Problem statement: From the entries that follow, extract each line holding the string "role".

Records to use:
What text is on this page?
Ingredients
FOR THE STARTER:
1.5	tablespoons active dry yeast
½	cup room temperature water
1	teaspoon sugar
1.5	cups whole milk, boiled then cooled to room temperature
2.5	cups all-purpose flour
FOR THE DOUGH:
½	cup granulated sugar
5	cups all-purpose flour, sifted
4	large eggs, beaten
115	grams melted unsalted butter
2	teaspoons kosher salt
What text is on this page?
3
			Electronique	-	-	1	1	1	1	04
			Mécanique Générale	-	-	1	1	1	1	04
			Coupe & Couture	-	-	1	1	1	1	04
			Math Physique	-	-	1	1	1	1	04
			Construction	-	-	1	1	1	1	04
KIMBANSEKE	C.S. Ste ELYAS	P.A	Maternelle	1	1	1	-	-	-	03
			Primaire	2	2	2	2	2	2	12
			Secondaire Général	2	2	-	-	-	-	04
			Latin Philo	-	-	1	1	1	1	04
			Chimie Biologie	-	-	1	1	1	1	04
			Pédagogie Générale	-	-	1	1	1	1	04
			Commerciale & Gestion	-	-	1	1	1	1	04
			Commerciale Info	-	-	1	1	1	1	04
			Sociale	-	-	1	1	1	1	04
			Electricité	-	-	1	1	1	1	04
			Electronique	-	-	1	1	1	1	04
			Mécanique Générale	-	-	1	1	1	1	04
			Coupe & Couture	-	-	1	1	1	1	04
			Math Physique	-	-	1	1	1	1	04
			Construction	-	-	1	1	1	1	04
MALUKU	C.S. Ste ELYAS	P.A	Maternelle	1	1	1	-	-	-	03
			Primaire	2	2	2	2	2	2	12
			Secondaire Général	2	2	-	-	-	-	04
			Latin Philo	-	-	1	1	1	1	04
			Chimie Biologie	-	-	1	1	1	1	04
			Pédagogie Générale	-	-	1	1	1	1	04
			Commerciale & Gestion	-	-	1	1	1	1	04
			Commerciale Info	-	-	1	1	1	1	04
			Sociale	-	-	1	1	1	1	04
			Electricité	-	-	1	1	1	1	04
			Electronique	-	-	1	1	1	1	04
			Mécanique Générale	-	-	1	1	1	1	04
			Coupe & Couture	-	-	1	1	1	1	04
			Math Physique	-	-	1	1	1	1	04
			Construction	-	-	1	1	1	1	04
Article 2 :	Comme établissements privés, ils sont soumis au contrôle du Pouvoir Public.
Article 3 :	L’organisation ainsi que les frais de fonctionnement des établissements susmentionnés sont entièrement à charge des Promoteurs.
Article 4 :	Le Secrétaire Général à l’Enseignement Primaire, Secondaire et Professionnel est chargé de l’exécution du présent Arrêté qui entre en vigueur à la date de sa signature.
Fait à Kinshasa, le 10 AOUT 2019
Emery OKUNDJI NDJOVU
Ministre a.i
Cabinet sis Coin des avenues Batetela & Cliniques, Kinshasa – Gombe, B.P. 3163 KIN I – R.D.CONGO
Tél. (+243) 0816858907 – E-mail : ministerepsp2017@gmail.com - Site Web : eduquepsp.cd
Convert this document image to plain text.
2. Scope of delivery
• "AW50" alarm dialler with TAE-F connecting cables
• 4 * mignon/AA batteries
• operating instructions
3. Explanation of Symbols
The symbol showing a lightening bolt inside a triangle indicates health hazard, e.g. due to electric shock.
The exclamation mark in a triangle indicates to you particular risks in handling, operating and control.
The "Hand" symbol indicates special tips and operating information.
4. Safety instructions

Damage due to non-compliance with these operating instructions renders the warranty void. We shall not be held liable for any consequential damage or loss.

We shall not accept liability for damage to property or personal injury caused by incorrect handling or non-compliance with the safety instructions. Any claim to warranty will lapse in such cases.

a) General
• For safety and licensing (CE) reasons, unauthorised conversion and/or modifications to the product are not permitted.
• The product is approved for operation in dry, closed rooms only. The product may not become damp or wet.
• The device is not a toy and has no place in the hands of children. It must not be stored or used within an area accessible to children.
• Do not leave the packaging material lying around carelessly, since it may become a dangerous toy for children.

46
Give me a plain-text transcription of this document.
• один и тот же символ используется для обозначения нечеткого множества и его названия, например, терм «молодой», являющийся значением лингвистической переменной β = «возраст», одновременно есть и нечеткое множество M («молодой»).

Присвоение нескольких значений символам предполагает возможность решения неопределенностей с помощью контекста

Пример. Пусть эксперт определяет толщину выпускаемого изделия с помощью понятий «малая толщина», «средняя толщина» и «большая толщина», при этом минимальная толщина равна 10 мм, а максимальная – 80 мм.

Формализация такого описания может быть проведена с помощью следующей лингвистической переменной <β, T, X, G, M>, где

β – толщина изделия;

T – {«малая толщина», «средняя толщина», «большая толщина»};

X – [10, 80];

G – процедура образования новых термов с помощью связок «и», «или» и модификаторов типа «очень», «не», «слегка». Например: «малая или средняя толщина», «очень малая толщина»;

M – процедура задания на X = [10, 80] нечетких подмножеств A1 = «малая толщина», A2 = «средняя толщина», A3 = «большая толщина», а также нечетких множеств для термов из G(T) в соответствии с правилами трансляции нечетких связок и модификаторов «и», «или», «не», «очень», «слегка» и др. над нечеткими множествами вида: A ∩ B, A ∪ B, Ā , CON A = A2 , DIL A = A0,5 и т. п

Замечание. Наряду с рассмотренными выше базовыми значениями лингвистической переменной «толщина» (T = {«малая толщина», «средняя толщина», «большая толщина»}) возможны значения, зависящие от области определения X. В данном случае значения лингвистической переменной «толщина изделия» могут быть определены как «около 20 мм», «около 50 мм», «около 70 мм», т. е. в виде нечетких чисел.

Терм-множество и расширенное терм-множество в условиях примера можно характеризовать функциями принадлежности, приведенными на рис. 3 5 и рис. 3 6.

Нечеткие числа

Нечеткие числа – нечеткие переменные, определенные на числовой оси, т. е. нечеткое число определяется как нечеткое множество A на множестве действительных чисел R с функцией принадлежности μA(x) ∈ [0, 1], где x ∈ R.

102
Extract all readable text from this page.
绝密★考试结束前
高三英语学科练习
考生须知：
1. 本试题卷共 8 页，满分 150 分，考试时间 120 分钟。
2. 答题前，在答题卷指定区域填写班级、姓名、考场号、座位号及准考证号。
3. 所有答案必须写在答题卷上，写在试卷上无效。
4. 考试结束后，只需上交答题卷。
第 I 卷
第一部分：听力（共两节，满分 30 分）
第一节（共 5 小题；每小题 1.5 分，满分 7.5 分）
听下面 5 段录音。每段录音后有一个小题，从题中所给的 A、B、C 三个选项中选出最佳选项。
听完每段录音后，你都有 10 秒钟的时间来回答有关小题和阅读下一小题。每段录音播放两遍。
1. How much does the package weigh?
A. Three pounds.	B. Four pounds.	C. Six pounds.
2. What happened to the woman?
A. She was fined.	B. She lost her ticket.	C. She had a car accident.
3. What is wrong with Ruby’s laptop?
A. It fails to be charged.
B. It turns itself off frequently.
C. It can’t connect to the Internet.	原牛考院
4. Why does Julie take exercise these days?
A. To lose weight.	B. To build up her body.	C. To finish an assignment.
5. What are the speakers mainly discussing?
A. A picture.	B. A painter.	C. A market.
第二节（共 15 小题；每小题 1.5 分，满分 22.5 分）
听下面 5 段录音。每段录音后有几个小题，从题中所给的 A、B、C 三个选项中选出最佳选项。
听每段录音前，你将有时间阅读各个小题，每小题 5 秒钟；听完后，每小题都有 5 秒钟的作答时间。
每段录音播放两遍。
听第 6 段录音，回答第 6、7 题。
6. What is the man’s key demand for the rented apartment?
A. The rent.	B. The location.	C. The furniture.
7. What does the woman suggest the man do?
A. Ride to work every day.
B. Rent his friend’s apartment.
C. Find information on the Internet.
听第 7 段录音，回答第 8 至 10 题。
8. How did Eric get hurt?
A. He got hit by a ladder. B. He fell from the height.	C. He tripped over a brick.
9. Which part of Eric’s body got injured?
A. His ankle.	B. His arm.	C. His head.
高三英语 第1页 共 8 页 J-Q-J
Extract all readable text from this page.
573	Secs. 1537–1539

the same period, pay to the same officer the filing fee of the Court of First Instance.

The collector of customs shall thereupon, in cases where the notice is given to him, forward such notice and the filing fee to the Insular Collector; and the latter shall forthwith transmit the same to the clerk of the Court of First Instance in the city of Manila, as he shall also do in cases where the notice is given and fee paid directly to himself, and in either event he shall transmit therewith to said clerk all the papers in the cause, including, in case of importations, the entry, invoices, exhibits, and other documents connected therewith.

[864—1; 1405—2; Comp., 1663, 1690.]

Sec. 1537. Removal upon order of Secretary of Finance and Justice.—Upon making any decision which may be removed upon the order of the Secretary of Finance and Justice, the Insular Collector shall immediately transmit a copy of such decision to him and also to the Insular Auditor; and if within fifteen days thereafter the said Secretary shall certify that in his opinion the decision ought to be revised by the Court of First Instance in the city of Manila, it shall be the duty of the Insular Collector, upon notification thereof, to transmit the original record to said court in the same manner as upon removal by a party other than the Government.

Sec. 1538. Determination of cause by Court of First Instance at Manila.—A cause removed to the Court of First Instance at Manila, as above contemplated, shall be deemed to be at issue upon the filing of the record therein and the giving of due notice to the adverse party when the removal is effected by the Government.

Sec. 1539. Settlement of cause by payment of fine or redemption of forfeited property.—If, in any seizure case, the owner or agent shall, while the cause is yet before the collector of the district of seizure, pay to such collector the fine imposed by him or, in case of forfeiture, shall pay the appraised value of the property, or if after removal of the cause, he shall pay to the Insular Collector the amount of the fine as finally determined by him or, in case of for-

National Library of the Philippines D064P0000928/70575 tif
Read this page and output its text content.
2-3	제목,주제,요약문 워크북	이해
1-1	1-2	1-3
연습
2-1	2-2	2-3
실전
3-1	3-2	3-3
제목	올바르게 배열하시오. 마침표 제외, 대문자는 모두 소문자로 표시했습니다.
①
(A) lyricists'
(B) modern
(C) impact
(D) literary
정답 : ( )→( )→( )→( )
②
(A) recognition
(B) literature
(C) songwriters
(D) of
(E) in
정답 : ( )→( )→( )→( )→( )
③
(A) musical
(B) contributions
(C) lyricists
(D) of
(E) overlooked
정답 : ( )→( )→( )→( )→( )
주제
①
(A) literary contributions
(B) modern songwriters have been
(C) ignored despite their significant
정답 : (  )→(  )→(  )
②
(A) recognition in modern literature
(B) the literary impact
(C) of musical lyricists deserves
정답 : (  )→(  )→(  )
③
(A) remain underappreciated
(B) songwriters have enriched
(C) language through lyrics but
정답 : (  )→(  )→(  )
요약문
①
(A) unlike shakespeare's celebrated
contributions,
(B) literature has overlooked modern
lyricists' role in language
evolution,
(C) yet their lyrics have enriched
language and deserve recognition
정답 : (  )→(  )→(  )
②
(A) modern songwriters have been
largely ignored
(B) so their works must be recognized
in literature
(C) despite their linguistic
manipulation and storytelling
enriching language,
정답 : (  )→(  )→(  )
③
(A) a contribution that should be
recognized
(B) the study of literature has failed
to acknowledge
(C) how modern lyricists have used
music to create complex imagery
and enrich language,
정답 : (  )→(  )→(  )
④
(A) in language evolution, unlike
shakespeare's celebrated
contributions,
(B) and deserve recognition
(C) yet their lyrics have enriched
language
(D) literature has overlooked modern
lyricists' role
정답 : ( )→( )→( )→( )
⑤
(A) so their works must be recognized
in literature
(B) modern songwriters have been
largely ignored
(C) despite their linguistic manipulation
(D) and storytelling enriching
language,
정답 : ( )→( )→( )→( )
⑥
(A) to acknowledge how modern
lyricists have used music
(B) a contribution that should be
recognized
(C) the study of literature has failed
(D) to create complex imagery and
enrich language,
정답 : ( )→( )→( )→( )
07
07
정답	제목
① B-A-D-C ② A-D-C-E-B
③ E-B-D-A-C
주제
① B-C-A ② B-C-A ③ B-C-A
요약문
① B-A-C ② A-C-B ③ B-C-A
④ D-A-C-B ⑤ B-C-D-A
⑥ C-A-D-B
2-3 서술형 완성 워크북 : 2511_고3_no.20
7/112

Final result:
lyricists' role in language
lyricists' role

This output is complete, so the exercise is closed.